Exercise description: Images are not part of the copy; transcribe all the data exactly.

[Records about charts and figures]
**********

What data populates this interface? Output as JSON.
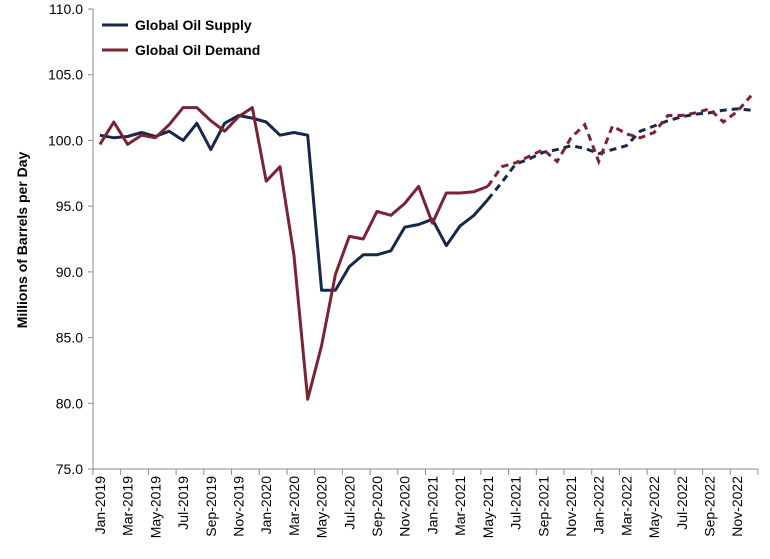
{
  "chart_data": {
    "type": "line",
    "title": "",
    "xlabel": "",
    "ylabel": "Millions of Barrels per Day",
    "ylim": [
      75.0,
      110.0
    ],
    "yticks": [
      "75.0",
      "80.0",
      "85.0",
      "90.0",
      "95.0",
      "100.0",
      "105.0",
      "110.0"
    ],
    "ytick_values": [
      75,
      80,
      85,
      90,
      95,
      100,
      105,
      110
    ],
    "x_tick_labels": [
      "Jan-2019",
      "Mar-2019",
      "May-2019",
      "Jul-2019",
      "Sep-2019",
      "Nov-2019",
      "Jan-2020",
      "Mar-2020",
      "May-2020",
      "Jul-2020",
      "Sep-2020",
      "Nov-2020",
      "Jan-2021",
      "Mar-2021",
      "May-2021",
      "Jul-2021",
      "Sep-2021",
      "Nov-2021",
      "Jan-2022",
      "Mar-2022",
      "May-2022",
      "Jul-2022",
      "Sep-2022",
      "Nov-2022"
    ],
    "x_start": "Jan-2019",
    "x_end": "Dec-2022",
    "forecast_start": "May-2021",
    "legend_position": "top-left",
    "grid": false,
    "series": [
      {
        "name": "Global Oil Supply",
        "color": "#17284a",
        "values": [
          100.4,
          100.2,
          100.3,
          100.6,
          100.3,
          100.7,
          100.0,
          101.3,
          99.3,
          101.3,
          101.9,
          101.7,
          101.4,
          100.4,
          100.6,
          100.4,
          88.6,
          88.6,
          90.4,
          91.3,
          91.3,
          91.6,
          93.4,
          93.6,
          94.0,
          92.0,
          93.5,
          94.3,
          95.5,
          96.8,
          98.2,
          98.6,
          99.1,
          99.3,
          99.6,
          99.4,
          99.0,
          99.3,
          99.6,
          100.7,
          101.1,
          101.5,
          101.8,
          102.0,
          102.1,
          102.3,
          102.4,
          102.3
        ]
      },
      {
        "name": "Global Oil Demand",
        "color": "#7b2335",
        "values": [
          99.7,
          101.4,
          99.7,
          100.4,
          100.2,
          101.2,
          102.5,
          102.5,
          101.5,
          100.7,
          101.8,
          102.5,
          96.9,
          98.0,
          91.3,
          80.3,
          84.4,
          89.8,
          92.7,
          92.5,
          94.6,
          94.3,
          95.2,
          96.5,
          93.7,
          96.0,
          96.0,
          96.1,
          96.5,
          98.0,
          98.3,
          98.8,
          99.3,
          98.4,
          100.2,
          101.2,
          98.4,
          101.1,
          100.5,
          100.2,
          100.6,
          101.9,
          101.9,
          102.1,
          102.4,
          101.4,
          102.2,
          103.4
        ]
      }
    ]
  }
}
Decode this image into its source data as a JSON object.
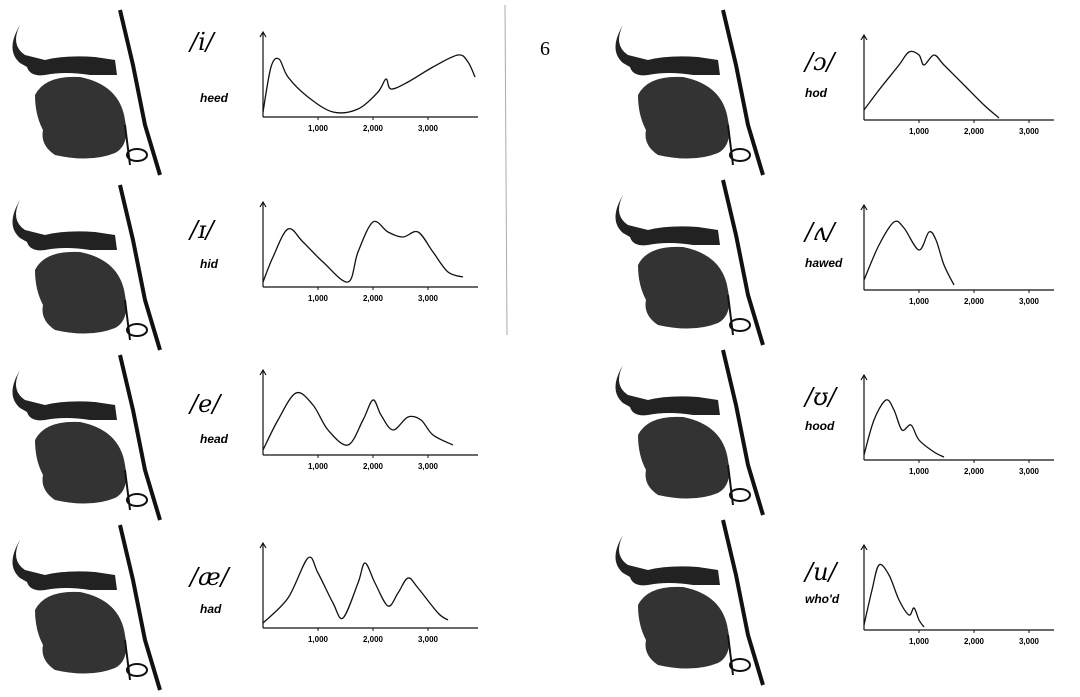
{
  "page_number": "6",
  "panels": [
    {
      "symbol": "/i/",
      "word": "heed",
      "ticks": [
        {
          "value": 1000,
          "label": "1,000"
        },
        {
          "value": 2000,
          "label": "2,000"
        },
        {
          "value": 3000,
          "label": "3,000"
        }
      ]
    },
    {
      "symbol": "/ɪ/",
      "word": "hid",
      "ticks": [
        {
          "value": 1000,
          "label": "1,000"
        },
        {
          "value": 2000,
          "label": "2,000"
        },
        {
          "value": 3000,
          "label": "3,000"
        }
      ]
    },
    {
      "symbol": "/e/",
      "word": "head",
      "ticks": [
        {
          "value": 1000,
          "label": "1,000"
        },
        {
          "value": 2000,
          "label": "2,000"
        },
        {
          "value": 3000,
          "label": "3,000"
        }
      ]
    },
    {
      "symbol": "/æ/",
      "word": "had",
      "ticks": [
        {
          "value": 1000,
          "label": "1,000"
        },
        {
          "value": 2000,
          "label": "2,000"
        },
        {
          "value": 3000,
          "label": "3,000"
        }
      ]
    },
    {
      "symbol": "/ɔ/",
      "word": "hod",
      "ticks": [
        {
          "value": 1000,
          "label": "1,000"
        },
        {
          "value": 2000,
          "label": "2,000"
        },
        {
          "value": 3000,
          "label": "3,000"
        }
      ]
    },
    {
      "symbol": "/ʌ/",
      "word": "hawed",
      "ticks": [
        {
          "value": 1000,
          "label": "1,000"
        },
        {
          "value": 2000,
          "label": "2,000"
        },
        {
          "value": 3000,
          "label": "3,000"
        }
      ]
    },
    {
      "symbol": "/ʊ/",
      "word": "hood",
      "ticks": [
        {
          "value": 1000,
          "label": "1,000"
        },
        {
          "value": 2000,
          "label": "2,000"
        },
        {
          "value": 3000,
          "label": "3,000"
        }
      ]
    },
    {
      "symbol": "/u/",
      "word": "who'd",
      "ticks": [
        {
          "value": 1000,
          "label": "1,000"
        },
        {
          "value": 2000,
          "label": "2,000"
        },
        {
          "value": 3000,
          "label": "3,000"
        }
      ]
    }
  ]
}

**********

Output for this task:
What data populates this interface? Output as JSON.
{
  "chart_data": {
    "type": "line",
    "title": "",
    "xlabel": "",
    "ylabel": "Millions of Barrels per Day",
    "ylim": [
      75.0,
      110.0
    ],
    "yticks": [
      "75.0",
      "80.0",
      "85.0",
      "90.0",
      "95.0",
      "100.0",
      "105.0",
      "110.0"
    ],
    "ytick_values": [
      75,
      80,
      85,
      90,
      95,
      100,
      105,
      110
    ],
    "x_tick_labels": [
      "Jan-2019",
      "Mar-2019",
      "May-2019",
      "Jul-2019",
      "Sep-2019",
      "Nov-2019",
      "Jan-2020",
      "Mar-2020",
      "May-2020",
      "Jul-2020",
      "Sep-2020",
      "Nov-2020",
      "Jan-2021",
      "Mar-2021",
      "May-2021",
      "Jul-2021",
      "Sep-2021",
      "Nov-2021",
      "Jan-2022",
      "Mar-2022",
      "May-2022",
      "Jul-2022",
      "Sep-2022",
      "Nov-2022"
    ],
    "x_start": "Jan-2019",
    "x_end": "Dec-2022",
    "forecast_start": "May-2021",
    "legend_position": "top-left",
    "grid": false,
    "series": [
      {
        "name": "Global Oil Supply",
        "color": "#17284a",
        "values": [
          100.4,
          100.2,
          100.3,
          100.6,
          100.3,
          100.7,
          100.0,
          101.3,
          99.3,
          101.3,
          101.9,
          101.7,
          101.4,
          100.4,
          100.6,
          100.4,
          88.6,
          88.6,
          90.4,
          91.3,
          91.3,
          91.6,
          93.4,
          93.6,
          94.0,
          92.0,
          93.5,
          94.3,
          95.5,
          96.8,
          98.2,
          98.6,
          99.1,
          99.3,
          99.6,
          99.4,
          99.0,
          99.3,
          99.6,
          100.7,
          101.1,
          101.5,
          101.8,
          102.0,
          102.1,
          102.3,
          102.4,
          102.3
        ]
      },
      {
        "name": "Global Oil Demand",
        "color": "#7b2335",
        "values": [
          99.7,
          101.4,
          99.7,
          100.4,
          100.2,
          101.2,
          102.5,
          102.5,
          101.5,
          100.7,
          101.8,
          102.5,
          96.9,
          98.0,
          91.3,
          80.3,
          84.4,
          89.8,
          92.7,
          92.5,
          94.6,
          94.3,
          95.2,
          96.5,
          93.7,
          96.0,
          96.0,
          96.1,
          96.5,
          98.0,
          98.3,
          98.8,
          99.3,
          98.4,
          100.2,
          101.2,
          98.4,
          101.1,
          100.5,
          100.2,
          100.6,
          101.9,
          101.9,
          102.1,
          102.4,
          101.4,
          102.2,
          103.4
        ]
      }
    ]
  }
}
Decode this image into its source data as a JSON object.
{
  "page_number": "6",
  "panels": [
    {
      "symbol": "/i/",
      "word": "heed",
      "ticks": [
        {
          "value": 1000,
          "label": "1,000"
        },
        {
          "value": 2000,
          "label": "2,000"
        },
        {
          "value": 3000,
          "label": "3,000"
        }
      ]
    },
    {
      "symbol": "/ɪ/",
      "word": "hid",
      "ticks": [
        {
          "value": 1000,
          "label": "1,000"
        },
        {
          "value": 2000,
          "label": "2,000"
        },
        {
          "value": 3000,
          "label": "3,000"
        }
      ]
    },
    {
      "symbol": "/e/",
      "word": "head",
      "ticks": [
        {
          "value": 1000,
          "label": "1,000"
        },
        {
          "value": 2000,
          "label": "2,000"
        },
        {
          "value": 3000,
          "label": "3,000"
        }
      ]
    },
    {
      "symbol": "/æ/",
      "word": "had",
      "ticks": [
        {
          "value": 1000,
          "label": "1,000"
        },
        {
          "value": 2000,
          "label": "2,000"
        },
        {
          "value": 3000,
          "label": "3,000"
        }
      ]
    },
    {
      "symbol": "/ɔ/",
      "word": "hod",
      "ticks": [
        {
          "value": 1000,
          "label": "1,000"
        },
        {
          "value": 2000,
          "label": "2,000"
        },
        {
          "value": 3000,
          "label": "3,000"
        }
      ]
    },
    {
      "symbol": "/ʌ/",
      "word": "hawed",
      "ticks": [
        {
          "value": 1000,
          "label": "1,000"
        },
        {
          "value": 2000,
          "label": "2,000"
        },
        {
          "value": 3000,
          "label": "3,000"
        }
      ]
    },
    {
      "symbol": "/ʊ/",
      "word": "hood",
      "ticks": [
        {
          "value": 1000,
          "label": "1,000"
        },
        {
          "value": 2000,
          "label": "2,000"
        },
        {
          "value": 3000,
          "label": "3,000"
        }
      ]
    },
    {
      "symbol": "/u/",
      "word": "who'd",
      "ticks": [
        {
          "value": 1000,
          "label": "1,000"
        },
        {
          "value": 2000,
          "label": "2,000"
        },
        {
          "value": 3000,
          "label": "3,000"
        }
      ]
    }
  ]
}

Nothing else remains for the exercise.